### WHAT YOU HAVE TO DO
Repeat the whole listing exactly.

>> START DATA FOR THIS TASK

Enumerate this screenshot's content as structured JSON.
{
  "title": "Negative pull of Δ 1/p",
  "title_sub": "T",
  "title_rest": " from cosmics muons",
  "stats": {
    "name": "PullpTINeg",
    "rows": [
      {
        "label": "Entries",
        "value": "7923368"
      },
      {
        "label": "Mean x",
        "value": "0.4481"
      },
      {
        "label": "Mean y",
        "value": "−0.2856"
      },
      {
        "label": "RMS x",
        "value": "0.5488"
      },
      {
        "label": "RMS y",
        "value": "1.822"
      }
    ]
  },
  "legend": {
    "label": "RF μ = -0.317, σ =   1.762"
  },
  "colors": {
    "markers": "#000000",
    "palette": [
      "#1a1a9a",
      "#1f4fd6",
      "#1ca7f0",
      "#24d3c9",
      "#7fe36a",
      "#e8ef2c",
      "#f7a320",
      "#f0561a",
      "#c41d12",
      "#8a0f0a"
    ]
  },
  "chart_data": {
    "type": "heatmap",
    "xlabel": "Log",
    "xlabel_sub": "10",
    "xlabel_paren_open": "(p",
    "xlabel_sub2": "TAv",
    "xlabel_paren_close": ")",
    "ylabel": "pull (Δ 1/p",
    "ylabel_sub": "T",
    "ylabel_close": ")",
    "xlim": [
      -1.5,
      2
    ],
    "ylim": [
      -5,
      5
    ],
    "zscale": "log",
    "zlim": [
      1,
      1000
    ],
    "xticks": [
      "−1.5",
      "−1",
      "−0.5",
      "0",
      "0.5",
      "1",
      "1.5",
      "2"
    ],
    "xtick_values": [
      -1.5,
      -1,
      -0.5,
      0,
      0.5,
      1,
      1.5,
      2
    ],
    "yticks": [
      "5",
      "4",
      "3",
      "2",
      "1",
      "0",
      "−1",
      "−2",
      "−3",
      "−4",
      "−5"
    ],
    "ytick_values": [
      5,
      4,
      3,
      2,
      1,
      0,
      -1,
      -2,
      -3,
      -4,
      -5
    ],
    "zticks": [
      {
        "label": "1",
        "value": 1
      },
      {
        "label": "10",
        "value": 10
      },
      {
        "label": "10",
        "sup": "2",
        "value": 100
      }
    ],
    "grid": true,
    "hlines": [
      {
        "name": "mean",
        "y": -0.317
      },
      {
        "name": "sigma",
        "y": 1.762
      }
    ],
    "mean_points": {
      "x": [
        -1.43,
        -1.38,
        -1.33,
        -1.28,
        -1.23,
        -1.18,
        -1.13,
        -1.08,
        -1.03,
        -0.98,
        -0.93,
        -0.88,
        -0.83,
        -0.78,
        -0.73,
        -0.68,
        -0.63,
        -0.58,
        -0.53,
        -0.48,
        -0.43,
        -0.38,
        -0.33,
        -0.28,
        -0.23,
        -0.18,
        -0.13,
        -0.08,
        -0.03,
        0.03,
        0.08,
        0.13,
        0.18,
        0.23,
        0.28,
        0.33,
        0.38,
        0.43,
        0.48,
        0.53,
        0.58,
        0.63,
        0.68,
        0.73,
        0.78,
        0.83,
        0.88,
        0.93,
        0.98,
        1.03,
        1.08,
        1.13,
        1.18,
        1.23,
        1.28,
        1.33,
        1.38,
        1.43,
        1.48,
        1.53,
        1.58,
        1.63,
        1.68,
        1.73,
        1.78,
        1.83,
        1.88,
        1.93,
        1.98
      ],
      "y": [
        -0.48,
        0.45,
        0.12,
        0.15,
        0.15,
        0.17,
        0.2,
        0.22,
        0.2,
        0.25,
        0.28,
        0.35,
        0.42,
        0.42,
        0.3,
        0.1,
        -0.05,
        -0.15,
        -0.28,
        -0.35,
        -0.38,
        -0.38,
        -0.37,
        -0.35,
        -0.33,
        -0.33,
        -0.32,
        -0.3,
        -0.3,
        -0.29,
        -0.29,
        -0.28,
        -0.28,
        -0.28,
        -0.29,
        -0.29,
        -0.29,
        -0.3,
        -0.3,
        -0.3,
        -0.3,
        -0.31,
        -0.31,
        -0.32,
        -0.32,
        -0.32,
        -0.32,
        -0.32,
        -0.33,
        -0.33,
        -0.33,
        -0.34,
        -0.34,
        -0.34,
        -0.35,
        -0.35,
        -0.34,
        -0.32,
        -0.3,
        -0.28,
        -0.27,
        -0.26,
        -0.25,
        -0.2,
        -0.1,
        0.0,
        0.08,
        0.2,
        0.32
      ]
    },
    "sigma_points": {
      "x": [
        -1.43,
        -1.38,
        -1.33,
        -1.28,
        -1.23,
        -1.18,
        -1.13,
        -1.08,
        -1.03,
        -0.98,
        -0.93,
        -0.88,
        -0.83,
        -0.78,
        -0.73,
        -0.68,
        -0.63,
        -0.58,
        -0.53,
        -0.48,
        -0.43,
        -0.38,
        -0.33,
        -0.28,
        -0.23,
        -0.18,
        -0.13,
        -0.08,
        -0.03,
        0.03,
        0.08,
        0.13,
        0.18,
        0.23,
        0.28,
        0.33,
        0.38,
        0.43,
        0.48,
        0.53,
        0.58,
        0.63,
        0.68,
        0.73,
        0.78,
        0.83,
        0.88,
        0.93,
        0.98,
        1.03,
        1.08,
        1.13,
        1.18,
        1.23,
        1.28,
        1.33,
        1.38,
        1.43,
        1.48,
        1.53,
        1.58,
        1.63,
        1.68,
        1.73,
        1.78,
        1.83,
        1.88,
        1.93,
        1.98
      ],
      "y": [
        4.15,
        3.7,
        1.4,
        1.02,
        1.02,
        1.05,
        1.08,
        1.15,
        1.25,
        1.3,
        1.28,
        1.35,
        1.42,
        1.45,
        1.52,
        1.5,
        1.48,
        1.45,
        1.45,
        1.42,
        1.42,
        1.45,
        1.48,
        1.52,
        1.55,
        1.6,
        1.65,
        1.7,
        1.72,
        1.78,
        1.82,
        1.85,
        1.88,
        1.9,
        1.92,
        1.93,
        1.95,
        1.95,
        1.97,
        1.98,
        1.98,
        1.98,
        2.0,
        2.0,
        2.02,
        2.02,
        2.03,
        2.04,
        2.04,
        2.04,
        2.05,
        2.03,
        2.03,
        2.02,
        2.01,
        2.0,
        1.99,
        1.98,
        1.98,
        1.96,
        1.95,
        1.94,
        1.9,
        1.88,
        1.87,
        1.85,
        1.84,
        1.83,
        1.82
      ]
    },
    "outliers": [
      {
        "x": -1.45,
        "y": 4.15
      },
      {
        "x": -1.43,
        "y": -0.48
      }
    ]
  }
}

>> END DATA FOR THIS TASK

### EXERCISE ANSWER
Enumerate this screenshot's content as structured JSON.
{
  "title": "Negative pull of Δ 1/p",
  "title_sub": "T",
  "title_rest": " from cosmics muons",
  "stats": {
    "name": "PullpTINeg",
    "rows": [
      {
        "label": "Entries",
        "value": "7923368"
      },
      {
        "label": "Mean x",
        "value": "0.4481"
      },
      {
        "label": "Mean y",
        "value": "−0.2856"
      },
      {
        "label": "RMS x",
        "value": "0.5488"
      },
      {
        "label": "RMS y",
        "value": "1.822"
      }
    ]
  },
  "legend": {
    "label": "RF μ = -0.317, σ =   1.762"
  },
  "colors": {
    "markers": "#000000",
    "palette": [
      "#1a1a9a",
      "#1f4fd6",
      "#1ca7f0",
      "#24d3c9",
      "#7fe36a",
      "#e8ef2c",
      "#f7a320",
      "#f0561a",
      "#c41d12",
      "#8a0f0a"
    ]
  },
  "chart_data": {
    "type": "heatmap",
    "xlabel": "Log",
    "xlabel_sub": "10",
    "xlabel_paren_open": "(p",
    "xlabel_sub2": "TAv",
    "xlabel_paren_close": ")",
    "ylabel": "pull (Δ 1/p",
    "ylabel_sub": "T",
    "ylabel_close": ")",
    "xlim": [
      -1.5,
      2
    ],
    "ylim": [
      -5,
      5
    ],
    "zscale": "log",
    "zlim": [
      1,
      1000
    ],
    "xticks": [
      "−1.5",
      "−1",
      "−0.5",
      "0",
      "0.5",
      "1",
      "1.5",
      "2"
    ],
    "xtick_values": [
      -1.5,
      -1,
      -0.5,
      0,
      0.5,
      1,
      1.5,
      2
    ],
    "yticks": [
      "5",
      "4",
      "3",
      "2",
      "1",
      "0",
      "−1",
      "−2",
      "−3",
      "−4",
      "−5"
    ],
    "ytick_values": [
      5,
      4,
      3,
      2,
      1,
      0,
      -1,
      -2,
      -3,
      -4,
      -5
    ],
    "zticks": [
      {
        "label": "1",
        "value": 1
      },
      {
        "label": "10",
        "value": 10
      },
      {
        "label": "10",
        "sup": "2",
        "value": 100
      }
    ],
    "grid": true,
    "hlines": [
      {
        "name": "mean",
        "y": -0.317
      },
      {
        "name": "sigma",
        "y": 1.762
      }
    ],
    "mean_points": {
      "x": [
        -1.43,
        -1.38,
        -1.33,
        -1.28,
        -1.23,
        -1.18,
        -1.13,
        -1.08,
        -1.03,
        -0.98,
        -0.93,
        -0.88,
        -0.83,
        -0.78,
        -0.73,
        -0.68,
        -0.63,
        -0.58,
        -0.53,
        -0.48,
        -0.43,
        -0.38,
        -0.33,
        -0.28,
        -0.23,
        -0.18,
        -0.13,
        -0.08,
        -0.03,
        0.03,
        0.08,
        0.13,
        0.18,
        0.23,
        0.28,
        0.33,
        0.38,
        0.43,
        0.48,
        0.53,
        0.58,
        0.63,
        0.68,
        0.73,
        0.78,
        0.83,
        0.88,
        0.93,
        0.98,
        1.03,
        1.08,
        1.13,
        1.18,
        1.23,
        1.28,
        1.33,
        1.38,
        1.43,
        1.48,
        1.53,
        1.58,
        1.63,
        1.68,
        1.73,
        1.78,
        1.83,
        1.88,
        1.93,
        1.98
      ],
      "y": [
        -0.48,
        0.45,
        0.12,
        0.15,
        0.15,
        0.17,
        0.2,
        0.22,
        0.2,
        0.25,
        0.28,
        0.35,
        0.42,
        0.42,
        0.3,
        0.1,
        -0.05,
        -0.15,
        -0.28,
        -0.35,
        -0.38,
        -0.38,
        -0.37,
        -0.35,
        -0.33,
        -0.33,
        -0.32,
        -0.3,
        -0.3,
        -0.29,
        -0.29,
        -0.28,
        -0.28,
        -0.28,
        -0.29,
        -0.29,
        -0.29,
        -0.3,
        -0.3,
        -0.3,
        -0.3,
        -0.31,
        -0.31,
        -0.32,
        -0.32,
        -0.32,
        -0.32,
        -0.32,
        -0.33,
        -0.33,
        -0.33,
        -0.34,
        -0.34,
        -0.34,
        -0.35,
        -0.35,
        -0.34,
        -0.32,
        -0.3,
        -0.28,
        -0.27,
        -0.26,
        -0.25,
        -0.2,
        -0.1,
        0.0,
        0.08,
        0.2,
        0.32
      ]
    },
    "sigma_points": {
      "x": [
        -1.43,
        -1.38,
        -1.33,
        -1.28,
        -1.23,
        -1.18,
        -1.13,
        -1.08,
        -1.03,
        -0.98,
        -0.93,
        -0.88,
        -0.83,
        -0.78,
        -0.73,
        -0.68,
        -0.63,
        -0.58,
        -0.53,
        -0.48,
        -0.43,
        -0.38,
        -0.33,
        -0.28,
        -0.23,
        -0.18,
        -0.13,
        -0.08,
        -0.03,
        0.03,
        0.08,
        0.13,
        0.18,
        0.23,
        0.28,
        0.33,
        0.38,
        0.43,
        0.48,
        0.53,
        0.58,
        0.63,
        0.68,
        0.73,
        0.78,
        0.83,
        0.88,
        0.93,
        0.98,
        1.03,
        1.08,
        1.13,
        1.18,
        1.23,
        1.28,
        1.33,
        1.38,
        1.43,
        1.48,
        1.53,
        1.58,
        1.63,
        1.68,
        1.73,
        1.78,
        1.83,
        1.88,
        1.93,
        1.98
      ],
      "y": [
        4.15,
        3.7,
        1.4,
        1.02,
        1.02,
        1.05,
        1.08,
        1.15,
        1.25,
        1.3,
        1.28,
        1.35,
        1.42,
        1.45,
        1.52,
        1.5,
        1.48,
        1.45,
        1.45,
        1.42,
        1.42,
        1.45,
        1.48,
        1.52,
        1.55,
        1.6,
        1.65,
        1.7,
        1.72,
        1.78,
        1.82,
        1.85,
        1.88,
        1.9,
        1.92,
        1.93,
        1.95,
        1.95,
        1.97,
        1.98,
        1.98,
        1.98,
        2.0,
        2.0,
        2.02,
        2.02,
        2.03,
        2.04,
        2.04,
        2.04,
        2.05,
        2.03,
        2.03,
        2.02,
        2.01,
        2.0,
        1.99,
        1.98,
        1.98,
        1.96,
        1.95,
        1.94,
        1.9,
        1.88,
        1.87,
        1.85,
        1.84,
        1.83,
        1.82
      ]
    },
    "outliers": [
      {
        "x": -1.45,
        "y": 4.15
      },
      {
        "x": -1.43,
        "y": -0.48
      }
    ]
  }
}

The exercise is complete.